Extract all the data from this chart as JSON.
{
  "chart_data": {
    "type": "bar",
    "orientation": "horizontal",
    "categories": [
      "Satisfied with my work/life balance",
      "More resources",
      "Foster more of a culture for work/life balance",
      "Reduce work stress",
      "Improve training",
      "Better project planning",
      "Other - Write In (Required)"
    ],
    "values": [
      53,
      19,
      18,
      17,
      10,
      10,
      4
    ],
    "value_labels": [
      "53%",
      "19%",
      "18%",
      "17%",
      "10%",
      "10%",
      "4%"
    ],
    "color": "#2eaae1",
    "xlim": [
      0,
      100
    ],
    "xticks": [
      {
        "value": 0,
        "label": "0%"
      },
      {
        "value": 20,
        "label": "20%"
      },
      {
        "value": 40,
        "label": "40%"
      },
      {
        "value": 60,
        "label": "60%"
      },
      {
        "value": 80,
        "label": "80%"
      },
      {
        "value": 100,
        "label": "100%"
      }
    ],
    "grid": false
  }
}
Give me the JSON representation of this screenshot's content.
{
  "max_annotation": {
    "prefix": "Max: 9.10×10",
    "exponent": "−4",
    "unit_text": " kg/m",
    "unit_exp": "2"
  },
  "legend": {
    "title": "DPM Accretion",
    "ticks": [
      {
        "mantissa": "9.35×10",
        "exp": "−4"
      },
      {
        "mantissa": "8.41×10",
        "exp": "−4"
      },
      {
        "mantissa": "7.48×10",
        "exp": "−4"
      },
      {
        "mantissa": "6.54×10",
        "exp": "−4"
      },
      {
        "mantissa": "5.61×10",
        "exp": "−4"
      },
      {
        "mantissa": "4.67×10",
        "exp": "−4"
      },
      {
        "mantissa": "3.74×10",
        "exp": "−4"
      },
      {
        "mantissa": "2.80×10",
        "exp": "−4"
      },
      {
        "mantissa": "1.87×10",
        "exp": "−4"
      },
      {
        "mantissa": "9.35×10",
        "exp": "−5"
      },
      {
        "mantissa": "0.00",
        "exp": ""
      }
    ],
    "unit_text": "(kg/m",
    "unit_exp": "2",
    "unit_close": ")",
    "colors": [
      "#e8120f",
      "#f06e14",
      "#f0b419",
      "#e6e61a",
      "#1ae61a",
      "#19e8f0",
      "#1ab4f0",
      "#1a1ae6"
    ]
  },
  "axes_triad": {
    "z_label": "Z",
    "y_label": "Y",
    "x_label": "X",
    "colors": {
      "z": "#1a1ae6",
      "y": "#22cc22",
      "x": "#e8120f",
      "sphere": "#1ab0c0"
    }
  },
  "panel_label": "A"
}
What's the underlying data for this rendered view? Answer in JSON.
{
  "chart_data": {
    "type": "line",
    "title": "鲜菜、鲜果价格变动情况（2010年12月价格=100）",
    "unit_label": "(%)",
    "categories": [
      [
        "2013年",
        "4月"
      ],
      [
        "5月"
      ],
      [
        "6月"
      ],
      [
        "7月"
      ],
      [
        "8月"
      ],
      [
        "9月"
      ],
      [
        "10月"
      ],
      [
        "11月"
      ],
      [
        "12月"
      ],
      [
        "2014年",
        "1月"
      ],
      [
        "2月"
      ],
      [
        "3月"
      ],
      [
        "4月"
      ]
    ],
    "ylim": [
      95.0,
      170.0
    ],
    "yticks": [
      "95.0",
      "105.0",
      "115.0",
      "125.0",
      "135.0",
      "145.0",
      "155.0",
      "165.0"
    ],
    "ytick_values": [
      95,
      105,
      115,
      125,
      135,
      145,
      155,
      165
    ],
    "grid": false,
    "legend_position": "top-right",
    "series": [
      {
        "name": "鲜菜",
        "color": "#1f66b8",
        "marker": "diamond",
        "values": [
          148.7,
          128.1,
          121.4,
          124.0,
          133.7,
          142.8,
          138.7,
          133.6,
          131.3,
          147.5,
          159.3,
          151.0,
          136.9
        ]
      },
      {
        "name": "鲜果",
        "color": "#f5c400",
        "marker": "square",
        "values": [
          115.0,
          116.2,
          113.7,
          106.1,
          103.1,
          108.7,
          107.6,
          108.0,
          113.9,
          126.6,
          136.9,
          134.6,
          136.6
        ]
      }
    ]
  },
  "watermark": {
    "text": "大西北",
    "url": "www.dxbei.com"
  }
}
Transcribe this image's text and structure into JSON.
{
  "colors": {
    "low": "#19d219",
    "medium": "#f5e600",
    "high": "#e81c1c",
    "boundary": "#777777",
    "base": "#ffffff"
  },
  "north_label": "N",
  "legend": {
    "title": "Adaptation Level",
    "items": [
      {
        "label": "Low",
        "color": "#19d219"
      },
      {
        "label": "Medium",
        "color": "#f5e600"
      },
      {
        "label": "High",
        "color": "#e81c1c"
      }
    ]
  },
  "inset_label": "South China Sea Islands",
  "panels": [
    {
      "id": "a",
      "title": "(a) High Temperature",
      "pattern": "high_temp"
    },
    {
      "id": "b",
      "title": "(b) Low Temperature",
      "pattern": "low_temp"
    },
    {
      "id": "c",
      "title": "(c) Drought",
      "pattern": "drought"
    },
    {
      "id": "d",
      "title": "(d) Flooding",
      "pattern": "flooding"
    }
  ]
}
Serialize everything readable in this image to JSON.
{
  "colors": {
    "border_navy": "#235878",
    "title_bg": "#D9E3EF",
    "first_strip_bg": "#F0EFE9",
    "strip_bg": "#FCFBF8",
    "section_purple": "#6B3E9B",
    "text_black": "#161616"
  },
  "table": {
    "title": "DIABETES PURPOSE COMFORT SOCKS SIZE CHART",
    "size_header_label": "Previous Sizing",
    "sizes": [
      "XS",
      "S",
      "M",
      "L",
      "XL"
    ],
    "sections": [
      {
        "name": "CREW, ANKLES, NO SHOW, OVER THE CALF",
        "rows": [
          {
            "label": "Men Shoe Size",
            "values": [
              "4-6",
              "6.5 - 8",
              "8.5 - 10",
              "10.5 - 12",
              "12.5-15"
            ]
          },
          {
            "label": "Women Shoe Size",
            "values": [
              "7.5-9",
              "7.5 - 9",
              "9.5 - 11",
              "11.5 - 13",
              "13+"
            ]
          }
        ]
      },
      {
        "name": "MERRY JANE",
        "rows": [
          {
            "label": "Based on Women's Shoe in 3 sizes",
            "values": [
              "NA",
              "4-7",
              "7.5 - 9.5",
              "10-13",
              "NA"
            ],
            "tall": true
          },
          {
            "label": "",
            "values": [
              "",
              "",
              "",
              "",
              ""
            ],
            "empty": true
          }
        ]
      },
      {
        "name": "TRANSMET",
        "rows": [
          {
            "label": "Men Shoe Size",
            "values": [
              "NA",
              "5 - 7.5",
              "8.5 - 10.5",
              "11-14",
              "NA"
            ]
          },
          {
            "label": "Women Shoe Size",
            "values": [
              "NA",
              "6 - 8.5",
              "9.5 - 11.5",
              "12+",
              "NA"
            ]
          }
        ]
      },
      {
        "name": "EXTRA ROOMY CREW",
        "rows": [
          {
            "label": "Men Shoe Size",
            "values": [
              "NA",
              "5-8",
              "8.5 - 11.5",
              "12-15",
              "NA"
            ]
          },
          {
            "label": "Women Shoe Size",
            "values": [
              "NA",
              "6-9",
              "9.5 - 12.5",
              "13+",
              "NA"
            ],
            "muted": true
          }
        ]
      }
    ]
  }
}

──────────

All the entries above need to be reproduced exactly.

Extract all the data from this chart as JSON.
{
  "chart_data": {
    "type": "bar",
    "orientation": "horizontal",
    "categories": [
      "Satisfied with my work/life balance",
      "More resources",
      "Foster more of a culture for work/life balance",
      "Reduce work stress",
      "Improve training",
      "Better project planning",
      "Other - Write In (Required)"
    ],
    "values": [
      53,
      19,
      18,
      17,
      10,
      10,
      4
    ],
    "value_labels": [
      "53%",
      "19%",
      "18%",
      "17%",
      "10%",
      "10%",
      "4%"
    ],
    "color": "#2eaae1",
    "xlim": [
      0,
      100
    ],
    "xticks": [
      {
        "value": 0,
        "label": "0%"
      },
      {
        "value": 20,
        "label": "20%"
      },
      {
        "value": 40,
        "label": "40%"
      },
      {
        "value": 60,
        "label": "60%"
      },
      {
        "value": 80,
        "label": "80%"
      },
      {
        "value": 100,
        "label": "100%"
      }
    ],
    "grid": false
  }
}
Give me the JSON representation of this screenshot's content.
{
  "max_annotation": {
    "prefix": "Max: 9.10×10",
    "exponent": "−4",
    "unit_text": " kg/m",
    "unit_exp": "2"
  },
  "legend": {
    "title": "DPM Accretion",
    "ticks": [
      {
        "mantissa": "9.35×10",
        "exp": "−4"
      },
      {
        "mantissa": "8.41×10",
        "exp": "−4"
      },
      {
        "mantissa": "7.48×10",
        "exp": "−4"
      },
      {
        "mantissa": "6.54×10",
        "exp": "−4"
      },
      {
        "mantissa": "5.61×10",
        "exp": "−4"
      },
      {
        "mantissa": "4.67×10",
        "exp": "−4"
      },
      {
        "mantissa": "3.74×10",
        "exp": "−4"
      },
      {
        "mantissa": "2.80×10",
        "exp": "−4"
      },
      {
        "mantissa": "1.87×10",
        "exp": "−4"
      },
      {
        "mantissa": "9.35×10",
        "exp": "−5"
      },
      {
        "mantissa": "0.00",
        "exp": ""
      }
    ],
    "unit_text": "(kg/m",
    "unit_exp": "2",
    "unit_close": ")",
    "colors": [
      "#e8120f",
      "#f06e14",
      "#f0b419",
      "#e6e61a",
      "#1ae61a",
      "#19e8f0",
      "#1ab4f0",
      "#1a1ae6"
    ]
  },
  "axes_triad": {
    "z_label": "Z",
    "y_label": "Y",
    "x_label": "X",
    "colors": {
      "z": "#1a1ae6",
      "y": "#22cc22",
      "x": "#e8120f",
      "sphere": "#1ab0c0"
    }
  },
  "panel_label": "A"
}
What's the underlying data for this rendered view? Answer in JSON.
{
  "chart_data": {
    "type": "line",
    "title": "鲜菜、鲜果价格变动情况（2010年12月价格=100）",
    "unit_label": "(%)",
    "categories": [
      [
        "2013年",
        "4月"
      ],
      [
        "5月"
      ],
      [
        "6月"
      ],
      [
        "7月"
      ],
      [
        "8月"
      ],
      [
        "9月"
      ],
      [
        "10月"
      ],
      [
        "11月"
      ],
      [
        "12月"
      ],
      [
        "2014年",
        "1月"
      ],
      [
        "2月"
      ],
      [
        "3月"
      ],
      [
        "4月"
      ]
    ],
    "ylim": [
      95.0,
      170.0
    ],
    "yticks": [
      "95.0",
      "105.0",
      "115.0",
      "125.0",
      "135.0",
      "145.0",
      "155.0",
      "165.0"
    ],
    "ytick_values": [
      95,
      105,
      115,
      125,
      135,
      145,
      155,
      165
    ],
    "grid": false,
    "legend_position": "top-right",
    "series": [
      {
        "name": "鲜菜",
        "color": "#1f66b8",
        "marker": "diamond",
        "values": [
          148.7,
          128.1,
          121.4,
          124.0,
          133.7,
          142.8,
          138.7,
          133.6,
          131.3,
          147.5,
          159.3,
          151.0,
          136.9
        ]
      },
      {
        "name": "鲜果",
        "color": "#f5c400",
        "marker": "square",
        "values": [
          115.0,
          116.2,
          113.7,
          106.1,
          103.1,
          108.7,
          107.6,
          108.0,
          113.9,
          126.6,
          136.9,
          134.6,
          136.6
        ]
      }
    ]
  },
  "watermark": {
    "text": "大西北",
    "url": "www.dxbei.com"
  }
}
Transcribe this image's text and structure into JSON.
{
  "colors": {
    "low": "#19d219",
    "medium": "#f5e600",
    "high": "#e81c1c",
    "boundary": "#777777",
    "base": "#ffffff"
  },
  "north_label": "N",
  "legend": {
    "title": "Adaptation Level",
    "items": [
      {
        "label": "Low",
        "color": "#19d219"
      },
      {
        "label": "Medium",
        "color": "#f5e600"
      },
      {
        "label": "High",
        "color": "#e81c1c"
      }
    ]
  },
  "inset_label": "South China Sea Islands",
  "panels": [
    {
      "id": "a",
      "title": "(a) High Temperature",
      "pattern": "high_temp"
    },
    {
      "id": "b",
      "title": "(b) Low Temperature",
      "pattern": "low_temp"
    },
    {
      "id": "c",
      "title": "(c) Drought",
      "pattern": "drought"
    },
    {
      "id": "d",
      "title": "(d) Flooding",
      "pattern": "flooding"
    }
  ]
}
Serialize everything readable in this image to JSON.
{
  "colors": {
    "border_navy": "#235878",
    "title_bg": "#D9E3EF",
    "first_strip_bg": "#F0EFE9",
    "strip_bg": "#FCFBF8",
    "section_purple": "#6B3E9B",
    "text_black": "#161616"
  },
  "table": {
    "title": "DIABETES PURPOSE COMFORT SOCKS SIZE CHART",
    "size_header_label": "Previous Sizing",
    "sizes": [
      "XS",
      "S",
      "M",
      "L",
      "XL"
    ],
    "sections": [
      {
        "name": "CREW, ANKLES, NO SHOW, OVER THE CALF",
        "rows": [
          {
            "label": "Men Shoe Size",
            "values": [
              "4-6",
              "6.5 - 8",
              "8.5 - 10",
              "10.5 - 12",
              "12.5-15"
            ]
          },
          {
            "label": "Women Shoe Size",
            "values": [
              "7.5-9",
              "7.5 - 9",
              "9.5 - 11",
              "11.5 - 13",
              "13+"
            ]
          }
        ]
      },
      {
        "name": "MERRY JANE",
        "rows": [
          {
            "label": "Based on Women's Shoe in 3 sizes",
            "values": [
              "NA",
              "4-7",
              "7.5 - 9.5",
              "10-13",
              "NA"
            ],
            "tall": true
          },
          {
            "label": "",
            "values": [
              "",
              "",
              "",
              "",
              ""
            ],
            "empty": true
          }
        ]
      },
      {
        "name": "TRANSMET",
        "rows": [
          {
            "label": "Men Shoe Size",
            "values": [
              "NA",
              "5 - 7.5",
              "8.5 - 10.5",
              "11-14",
              "NA"
            ]
          },
          {
            "label": "Women Shoe Size",
            "values": [
              "NA",
              "6 - 8.5",
              "9.5 - 11.5",
              "12+",
              "NA"
            ]
          }
        ]
      },
      {
        "name": "EXTRA ROOMY CREW",
        "rows": [
          {
            "label": "Men Shoe Size",
            "values": [
              "NA",
              "5-8",
              "8.5 - 11.5",
              "12-15",
              "NA"
            ]
          },
          {
            "label": "Women Shoe Size",
            "values": [
              "NA",
              "6-9",
              "9.5 - 12.5",
              "13+",
              "NA"
            ],
            "muted": true
          }
        ]
      }
    ]
  }
}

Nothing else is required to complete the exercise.